Das hochwertig ausgestattete Buch vereint elf der im Jahre 2017 in Goslar gehaltenen Vorträge zum Jubiläum der tausendsten Wiederkehr des Geburtstages Heinrichs III. Der Rezensent beteiligte sich in dieser Reihe mit einem Beitrag, der wegen seiner umfangreichen Thematik (»Das salische Reich und Europa zur Zeit Kaiser Heinrichs III.«) nicht in eine Kurzfassung gegossen werden konnte, was hier der Fairness halber bemerkt werden muss.
Eröffnet wird der Band durch den Beitrag des Organisators der Reihe, Jan Habermann, mit einer Überblicksdarstellung zur Königsherrschaft in der Zeit Heinrichs III. (S. 9–20), der sowohl biographisch als auch reichshistorisch angelegt ist und mit Itinerarkarten die Reisewege des Saliers anschaulich illustriert.

AUFGABENSTELLUNG |
Wie lautet in der Rezension oben der Abschnitt von „Das hochwertig ausgestattete“ bis einschließlich „bemerkt werden muss.“? Gib ihn Wort für Wort wieder.

GEGEBENE INFORMATIONEN |
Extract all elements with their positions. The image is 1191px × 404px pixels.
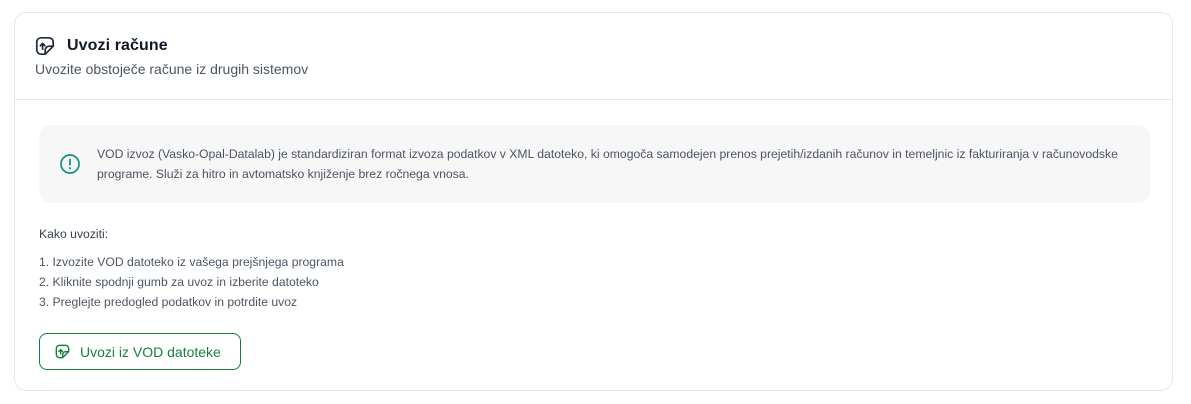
card-header: Uvozi račune Uvozite obstoječe račune iz… [15, 13, 1172, 100]
import-vod-button-label: Uvozi iz VOD datoteke [80, 343, 221, 360]
list-item: 2. Kliknite spodnji gumb za uvoz in izbe… [39, 275, 319, 289]
info-box: VOD izvoz (Vasko-Opal-Datalab) je standa… [39, 125, 1150, 203]
steps-list: 1. Izvozite VOD datoteko iz vašega prejš… [39, 252, 1148, 312]
list-item: 1. Izvozite VOD datoteko iz vašega prejš… [39, 255, 344, 269]
file-import-icon [55, 344, 70, 359]
alert-circle-icon [59, 153, 81, 175]
title-row: Uvozi račune [35, 36, 1172, 56]
card-subtitle: Uvozite obstoječe račune iz drugih siste… [35, 61, 309, 77]
import-invoices-card: Uvozi račune Uvozite obstoječe račune iz… [14, 12, 1173, 391]
file-import-icon [35, 36, 55, 56]
import-vod-button[interactable]: Uvozi iz VOD datoteke [39, 333, 241, 370]
card-title: Uvozi račune [67, 37, 168, 54]
list-item: 3. Preglejte predogled podatkov in potrd… [39, 295, 298, 309]
info-text: VOD izvoz (Vasko-Opal-Datalab) je standa… [97, 147, 1118, 181]
steps-title: Kako uvoziti: [39, 227, 109, 241]
card-body: VOD izvoz (Vasko-Opal-Datalab) je standa… [15, 100, 1172, 370]
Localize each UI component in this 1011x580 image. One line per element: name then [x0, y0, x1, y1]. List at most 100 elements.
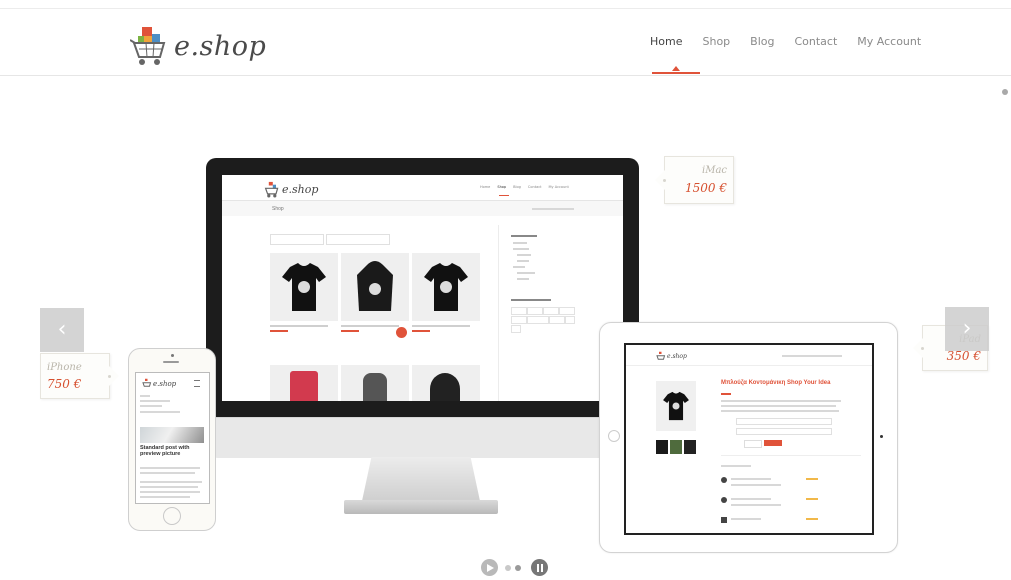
ipad-tabs	[721, 465, 751, 467]
ipad-camera	[880, 435, 883, 438]
play-icon	[486, 563, 494, 572]
mini-cart-logo-icon	[142, 378, 152, 387]
mini-product-image-2	[341, 365, 409, 401]
mini-tag	[511, 325, 521, 333]
tag-hole	[108, 375, 111, 378]
mini-cart-logo-icon	[264, 181, 279, 198]
mini-nav-home: Home	[480, 185, 491, 189]
iphone-mini-line	[140, 400, 170, 402]
mini-product-image	[270, 253, 338, 321]
mini-product-card	[341, 253, 409, 358]
side-scroll-dot[interactable]	[1002, 89, 1008, 95]
ipad-review-line	[731, 518, 761, 520]
tag-product-name: iMac	[702, 165, 727, 176]
mini-sidebar-item	[517, 254, 531, 256]
ipad-product-image	[656, 381, 696, 431]
ipad-review-line	[731, 478, 771, 480]
mini-sidebar-item	[517, 272, 535, 274]
mini-sidebar-item	[513, 248, 529, 250]
mini-nav-account: My Account	[548, 185, 569, 189]
ipad-review-stars	[806, 518, 818, 520]
mini-sidebar-item	[517, 260, 529, 262]
iphone-post-text	[140, 491, 200, 493]
tag-hole	[663, 179, 666, 182]
ipad-thumb	[684, 440, 696, 454]
iphone-speaker	[163, 361, 179, 363]
site-header: e.shop Home Shop Blog Contact My Account	[0, 9, 1011, 76]
iphone-mini-breadcrumb	[140, 395, 150, 397]
mini-product-image-2	[412, 365, 480, 401]
ipad-mini-logo-text: e.shop	[667, 353, 687, 360]
iphone-post-text	[140, 472, 195, 474]
mini-sidebar-item	[513, 242, 527, 244]
mini-sidebar-item	[517, 278, 529, 280]
iphone-mini-line	[140, 405, 162, 407]
slider-next-button[interactable]: ›	[945, 307, 989, 351]
mini-product-name	[341, 325, 399, 327]
chevron-right-icon: ›	[962, 316, 972, 341]
mini-breadcrumb	[532, 208, 574, 210]
mini-product-price	[270, 330, 288, 332]
mini-tag	[511, 316, 527, 324]
mini-product-name	[270, 325, 328, 327]
iphone-post-text	[140, 481, 202, 483]
mini-sale-badge	[396, 327, 407, 338]
slider-dot[interactable]	[505, 565, 511, 571]
ipad-review-avatar	[721, 517, 727, 523]
mini-sidebar-heading	[511, 299, 551, 301]
tshirt-icon	[282, 263, 326, 311]
ipad-review-line	[731, 504, 781, 506]
slider-prev-button[interactable]: ‹	[40, 308, 84, 352]
price-tag-imac: iMac 1500 €	[663, 156, 734, 204]
tag-product-price: 750 €	[47, 377, 82, 391]
slider-play-button[interactable]	[481, 559, 498, 576]
tshirt-icon	[424, 263, 468, 311]
mini-tag	[527, 307, 543, 315]
mini-sidebar-heading	[511, 235, 537, 237]
ipad-mini-logo: e.shop	[656, 351, 687, 362]
ipad-review-avatar	[721, 497, 727, 503]
mini-perpage-select	[326, 234, 390, 245]
slider-pause-button[interactable]	[531, 559, 548, 576]
mini-sidebar-divider	[498, 225, 499, 401]
mini-product-card	[270, 253, 338, 358]
slider-dot-active[interactable]	[515, 565, 521, 571]
imac-screen: e.shop Home Shop Blog Contact My Account…	[222, 175, 623, 401]
iphone-mini-logo-text: e.shop	[153, 379, 177, 388]
nav-home[interactable]: Home	[650, 35, 682, 48]
iphone-mini-line	[140, 411, 180, 413]
tag-product-name: iPhone	[47, 362, 82, 373]
imac-stand	[362, 457, 480, 501]
site-logo[interactable]: e.shop	[130, 21, 266, 71]
mini-nav: Home Shop Blog Contact My Account	[480, 185, 569, 189]
ipad-mini-divider	[626, 365, 872, 366]
iphone-post-text	[140, 486, 198, 488]
ipad-review-line	[731, 498, 771, 500]
ipad-review-avatar	[721, 477, 727, 483]
logo-text: e.shop	[174, 30, 267, 62]
mini-nav-shop: Shop	[497, 185, 507, 189]
main-nav: Home Shop Blog Contact My Account	[650, 35, 941, 48]
chevron-left-icon: ‹	[57, 317, 67, 342]
nav-contact[interactable]: Contact	[794, 35, 837, 48]
mini-sidebar-item	[513, 266, 525, 268]
iphone-post-title: Standard post with preview picture	[140, 445, 190, 457]
tshirt-icon	[663, 391, 689, 421]
iphone-camera	[171, 354, 174, 357]
imac-stand-base	[344, 500, 498, 514]
nav-shop[interactable]: Shop	[702, 35, 730, 48]
mini-product-price	[412, 330, 430, 332]
ipad-product-price	[721, 393, 731, 395]
mini-tag	[511, 307, 527, 315]
nav-my-account[interactable]: My Account	[857, 35, 921, 48]
nav-blog[interactable]: Blog	[750, 35, 774, 48]
ipad-product-desc	[721, 400, 841, 402]
ipad-add-to-cart	[764, 440, 782, 446]
mini-product-card	[412, 253, 480, 358]
mini-tag	[565, 316, 575, 324]
shopping-cart-logo-icon	[130, 27, 166, 65]
mini-product-image	[341, 253, 409, 321]
ipad-thumb	[670, 440, 682, 454]
ipad-product-title: Μπλούζα Κοντομάνικη Shop Your Idea	[721, 380, 831, 386]
iphone-home-button	[163, 507, 181, 525]
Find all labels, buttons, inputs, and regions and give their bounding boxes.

ERGEBNIS |
Das hochwertig ausgestattete Buch vereint elf der im Jahre 2017 in Goslar gehaltenen Vorträge zum Jubiläum der tausendsten Wiederkehr des Geburtstages Heinrichs III. Der Rezensent beteiligte sich in dieser Reihe mit einem Beitrag, der wegen seiner umfangreichen Thematik (»Das salische Reich und Europa zur Zeit Kaiser Heinrichs III.«) nicht in eine Kurzfassung gegossen werden konnte, was hier der Fairness halber bemerkt werden muss.